__Data__.
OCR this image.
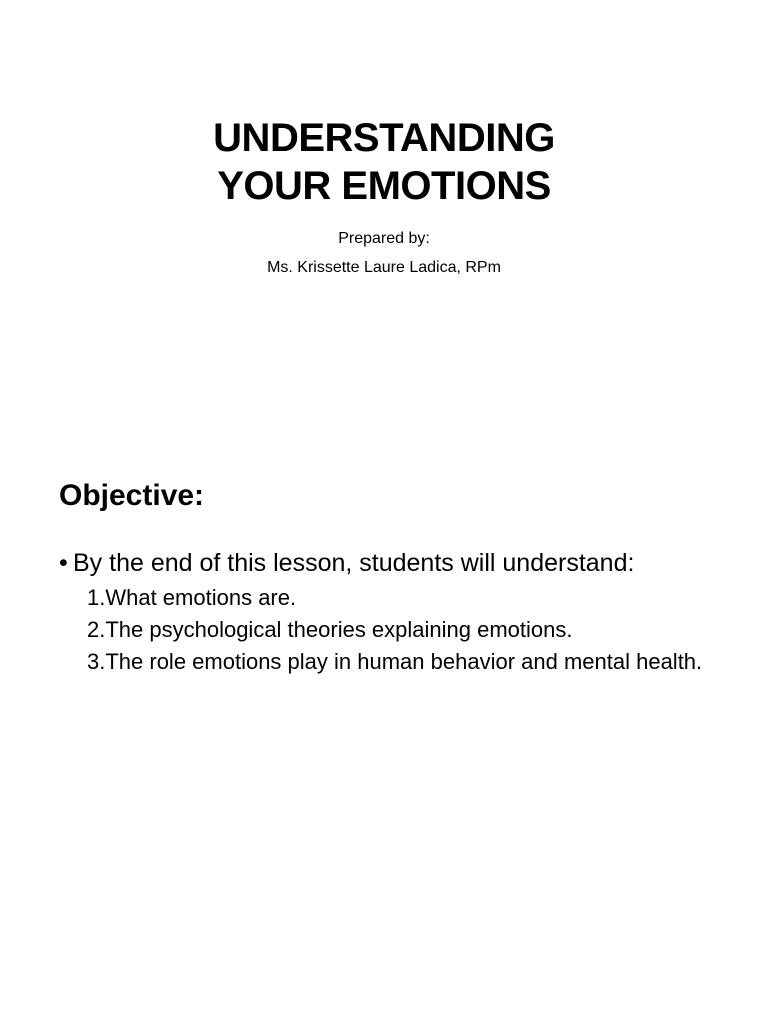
UNDERSTANDING
YOUR EMOTIONS
Prepared by:
Ms. Krissette Laure Ladica, RPm
Objective:
• By the end of this lesson, students will understand:
1.What emotions are.
2.The psychological theories explaining emotions.
3.The role emotions play in human behavior and mental health.
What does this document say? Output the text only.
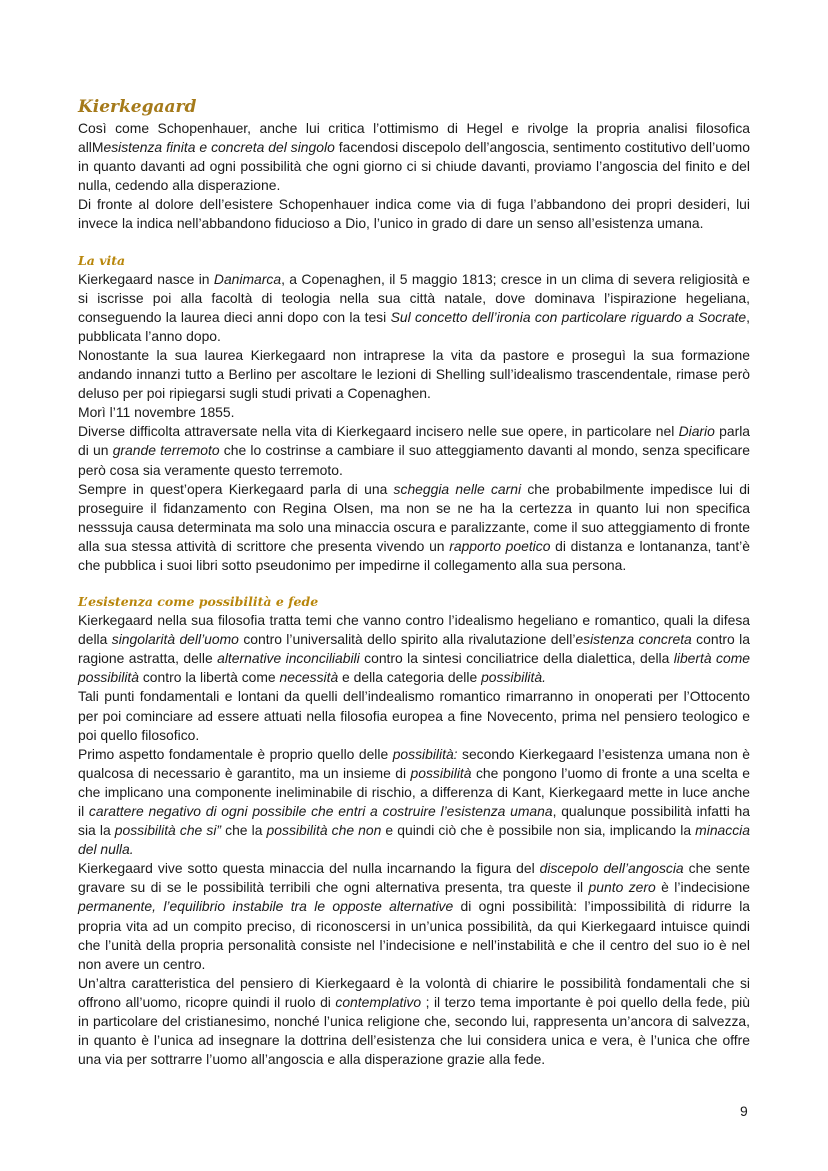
Kierkegaard

Così come Schopenhauer, anche lui critica l’ottimismo di Hegel e rivolge la propria analisi filosofica allMesistenza finita e concreta del singolo facendosi discepolo dell’angoscia, sentimento costitutivo dell’uomo in quanto davanti ad ogni possibilità che ogni giorno ci si chiude davanti, proviamo l’angoscia del finito e del nulla, cedendo alla disperazione.

Di fronte al dolore dell’esistere Schopenhauer indica come via di fuga l’abbandono dei propri desideri, lui invece la indica nell’abbandono fiducioso a Dio, l’unico in grado di dare un senso all’esistenza umana.

La vita

Kierkegaard nasce in Danimarca, a Copenaghen, il 5 maggio 1813; cresce in un clima di severa religiosità e si iscrisse poi alla facoltà di teologia nella sua città natale, dove dominava l’ispirazione hegeliana, conseguendo la laurea dieci anni dopo con la tesi Sul concetto dell’ironia con particolare riguardo a Socrate, pubblicata l’anno dopo.

Nonostante la sua laurea Kierkegaard non intraprese la vita da pastore e proseguì la sua formazione andando innanzi tutto a Berlino per ascoltare le lezioni di Shelling sull’idealismo trascendentale, rimase però deluso per poi ripiegarsi sugli studi privati a Copenaghen.

Morì l’11 novembre 1855.

Diverse difficolta attraversate nella vita di Kierkegaard incisero nelle sue opere, in particolare nel Diario parla di un grande terremoto che lo costrinse a cambiare il suo atteggiamento davanti al mondo, senza specificare però cosa sia veramente questo terremoto.

Sempre in quest’opera Kierkegaard parla di una scheggia nelle carni che probabilmente impedisce lui di proseguire il fidanzamento con Regina Olsen, ma non se ne ha la certezza in quanto lui non specifica nesssuja causa determinata ma solo una minaccia oscura e paralizzante, come il suo atteggiamento di fronte alla sua stessa attività di scrittore che presenta vivendo un rapporto poetico di distanza e lontananza, tant’è che pubblica i suoi libri sotto pseudonimo per impedirne il collegamento alla sua persona.

L’esistenza come possibilità e fede

Kierkegaard nella sua filosofia tratta temi che vanno contro l’idealismo hegeliano e romantico, quali la difesa della singolarità dell’uomo contro l’universalità dello spirito alla rivalutazione dell’esistenza concreta contro la ragione astratta, delle alternative inconciliabili contro la sintesi conciliatrice della dialettica, della libertà come possibilità contro la libertà come necessità e della categoria delle possibilità.

Tali punti fondamentali e lontani da quelli dell’indealismo romantico rimarranno in onoperati per l’Ottocento per poi cominciare ad essere attuati nella filosofia europea a fine Novecento, prima nel pensiero teologico e poi quello filosofico.

Primo aspetto fondamentale è proprio quello delle possibilità: secondo Kierkegaard l’esistenza umana non è qualcosa di necessario è garantito, ma un insieme di possibilità che pongono l’uomo di fronte a una scelta e che implicano una componente ineliminabile di rischio, a differenza di Kant, Kierkegaard mette in luce anche il carattere negativo di ogni possibile che entri a costruire l’esistenza umana, qualunque possibilità infatti ha sia la possibilità che si” che la possibilità che non e quindi ciò che è possibile non sia, implicando la minaccia del nulla.

Kierkegaard vive sotto questa minaccia del nulla incarnando la figura del discepolo dell’angoscia che sente gravare su di se le possibilità terribili che ogni alternativa presenta, tra queste il punto zero è l’indecisione permanente, l’equilibrio instabile tra le opposte alternative di ogni possibilità: l’impossibilità di ridurre la propria vita ad un compito preciso, di riconoscersi in un’unica possibilità, da qui Kierkegaard intuisce quindi che l’unità della propria personalità consiste nel l’indecisione e nell’instabilità e che il centro del suo io è nel non avere un centro.

Un’altra caratteristica del pensiero di Kierkegaard è la volontà di chiarire le possibilità fondamentali che si offrono all’uomo, ricopre quindi il ruolo di contemplativo ; il terzo tema importante è poi quello della fede, più in particolare del cristianesimo, nonché l’unica religione che, secondo lui, rappresenta un’ancora di salvezza, in quanto è l’unica ad insegnare la dottrina dell’esistenza che lui considera unica e vera, è l’unica che offre una via per sottrarre l’uomo all’angoscia e alla disperazione grazie alla fede.

9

__The request__.
From the entries above, select each line containing the string "this".

__Expected output__.
OCR this image.
• By the end of this lesson, students will understand:
What does this document say? Output the text only.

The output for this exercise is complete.